**Exercise brief:** Each of the entries should be retyped precisely as it appears.
========================================================================
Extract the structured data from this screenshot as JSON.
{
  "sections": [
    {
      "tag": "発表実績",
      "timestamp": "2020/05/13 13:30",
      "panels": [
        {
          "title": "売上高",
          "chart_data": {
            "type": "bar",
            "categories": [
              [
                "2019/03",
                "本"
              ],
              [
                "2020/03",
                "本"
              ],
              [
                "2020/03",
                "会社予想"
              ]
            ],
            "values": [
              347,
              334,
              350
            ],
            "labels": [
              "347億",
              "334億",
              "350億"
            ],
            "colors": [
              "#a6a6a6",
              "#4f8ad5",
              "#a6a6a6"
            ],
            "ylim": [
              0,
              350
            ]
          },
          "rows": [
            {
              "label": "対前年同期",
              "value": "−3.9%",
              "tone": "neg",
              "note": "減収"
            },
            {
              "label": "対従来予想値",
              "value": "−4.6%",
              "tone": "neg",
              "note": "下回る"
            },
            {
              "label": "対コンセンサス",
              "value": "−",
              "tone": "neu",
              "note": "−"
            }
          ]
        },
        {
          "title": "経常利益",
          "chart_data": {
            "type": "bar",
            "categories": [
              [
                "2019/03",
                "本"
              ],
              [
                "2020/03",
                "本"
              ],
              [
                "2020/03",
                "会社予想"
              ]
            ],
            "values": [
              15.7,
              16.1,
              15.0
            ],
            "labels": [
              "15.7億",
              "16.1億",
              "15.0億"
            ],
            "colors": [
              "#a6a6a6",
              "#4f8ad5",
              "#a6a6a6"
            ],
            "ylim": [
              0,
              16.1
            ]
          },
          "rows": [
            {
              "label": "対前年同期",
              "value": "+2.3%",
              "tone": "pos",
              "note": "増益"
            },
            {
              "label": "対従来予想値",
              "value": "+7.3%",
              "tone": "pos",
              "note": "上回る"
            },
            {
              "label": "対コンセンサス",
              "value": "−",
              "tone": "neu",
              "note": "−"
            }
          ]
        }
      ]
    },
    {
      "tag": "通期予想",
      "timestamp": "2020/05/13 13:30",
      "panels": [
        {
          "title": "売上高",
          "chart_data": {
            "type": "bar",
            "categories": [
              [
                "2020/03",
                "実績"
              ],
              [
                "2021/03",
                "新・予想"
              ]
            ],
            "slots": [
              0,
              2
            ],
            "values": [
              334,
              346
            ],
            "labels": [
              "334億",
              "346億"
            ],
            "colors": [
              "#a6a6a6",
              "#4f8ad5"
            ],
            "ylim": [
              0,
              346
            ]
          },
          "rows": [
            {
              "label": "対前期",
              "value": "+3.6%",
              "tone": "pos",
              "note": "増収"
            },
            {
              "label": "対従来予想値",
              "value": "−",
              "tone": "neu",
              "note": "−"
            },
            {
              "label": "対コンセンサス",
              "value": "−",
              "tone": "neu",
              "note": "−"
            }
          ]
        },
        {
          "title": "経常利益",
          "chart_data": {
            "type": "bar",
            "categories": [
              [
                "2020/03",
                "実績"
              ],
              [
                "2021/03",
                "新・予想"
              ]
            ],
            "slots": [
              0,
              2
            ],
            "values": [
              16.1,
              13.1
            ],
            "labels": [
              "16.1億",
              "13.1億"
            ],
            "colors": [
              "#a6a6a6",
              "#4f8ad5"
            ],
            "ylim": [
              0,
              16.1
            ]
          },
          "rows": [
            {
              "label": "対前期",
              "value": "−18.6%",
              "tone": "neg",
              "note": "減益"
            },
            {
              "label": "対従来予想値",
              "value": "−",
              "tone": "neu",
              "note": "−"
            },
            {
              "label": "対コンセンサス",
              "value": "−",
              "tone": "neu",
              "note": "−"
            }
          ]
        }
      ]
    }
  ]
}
========================================================================
**Answer to the problem:**
Extract the structured data from this screenshot as JSON.
{
  "sections": [
    {
      "tag": "発表実績",
      "timestamp": "2020/05/13 13:30",
      "panels": [
        {
          "title": "売上高",
          "chart_data": {
            "type": "bar",
            "categories": [
              [
                "2019/03",
                "本"
              ],
              [
                "2020/03",
                "本"
              ],
              [
                "2020/03",
                "会社予想"
              ]
            ],
            "values": [
              347,
              334,
              350
            ],
            "labels": [
              "347億",
              "334億",
              "350億"
            ],
            "colors": [
              "#a6a6a6",
              "#4f8ad5",
              "#a6a6a6"
            ],
            "ylim": [
              0,
              350
            ]
          },
          "rows": [
            {
              "label": "対前年同期",
              "value": "−3.9%",
              "tone": "neg",
              "note": "減収"
            },
            {
              "label": "対従来予想値",
              "value": "−4.6%",
              "tone": "neg",
              "note": "下回る"
            },
            {
              "label": "対コンセンサス",
              "value": "−",
              "tone": "neu",
              "note": "−"
            }
          ]
        },
        {
          "title": "経常利益",
          "chart_data": {
            "type": "bar",
            "categories": [
              [
                "2019/03",
                "本"
              ],
              [
                "2020/03",
                "本"
              ],
              [
                "2020/03",
                "会社予想"
              ]
            ],
            "values": [
              15.7,
              16.1,
              15.0
            ],
            "labels": [
              "15.7億",
              "16.1億",
              "15.0億"
            ],
            "colors": [
              "#a6a6a6",
              "#4f8ad5",
              "#a6a6a6"
            ],
            "ylim": [
              0,
              16.1
            ]
          },
          "rows": [
            {
              "label": "対前年同期",
              "value": "+2.3%",
              "tone": "pos",
              "note": "増益"
            },
            {
              "label": "対従来予想値",
              "value": "+7.3%",
              "tone": "pos",
              "note": "上回る"
            },
            {
              "label": "対コンセンサス",
              "value": "−",
              "tone": "neu",
              "note": "−"
            }
          ]
        }
      ]
    },
    {
      "tag": "通期予想",
      "timestamp": "2020/05/13 13:30",
      "panels": [
        {
          "title": "売上高",
          "chart_data": {
            "type": "bar",
            "categories": [
              [
                "2020/03",
                "実績"
              ],
              [
                "2021/03",
                "新・予想"
              ]
            ],
            "slots": [
              0,
              2
            ],
            "values": [
              334,
              346
            ],
            "labels": [
              "334億",
              "346億"
            ],
            "colors": [
              "#a6a6a6",
              "#4f8ad5"
            ],
            "ylim": [
              0,
              346
            ]
          },
          "rows": [
            {
              "label": "対前期",
              "value": "+3.6%",
              "tone": "pos",
              "note": "増収"
            },
            {
              "label": "対従来予想値",
              "value": "−",
              "tone": "neu",
              "note": "−"
            },
            {
              "label": "対コンセンサス",
              "value": "−",
              "tone": "neu",
              "note": "−"
            }
          ]
        },
        {
          "title": "経常利益",
          "chart_data": {
            "type": "bar",
            "categories": [
              [
                "2020/03",
                "実績"
              ],
              [
                "2021/03",
                "新・予想"
              ]
            ],
            "slots": [
              0,
              2
            ],
            "values": [
              16.1,
              13.1
            ],
            "labels": [
              "16.1億",
              "13.1億"
            ],
            "colors": [
              "#a6a6a6",
              "#4f8ad5"
            ],
            "ylim": [
              0,
              16.1
            ]
          },
          "rows": [
            {
              "label": "対前期",
              "value": "−18.6%",
              "tone": "neg",
              "note": "減益"
            },
            {
              "label": "対従来予想値",
              "value": "−",
              "tone": "neu",
              "note": "−"
            },
            {
              "label": "対コンセンサス",
              "value": "−",
              "tone": "neu",
              "note": "−"
            }
          ]
        }
      ]
    }
  ]
}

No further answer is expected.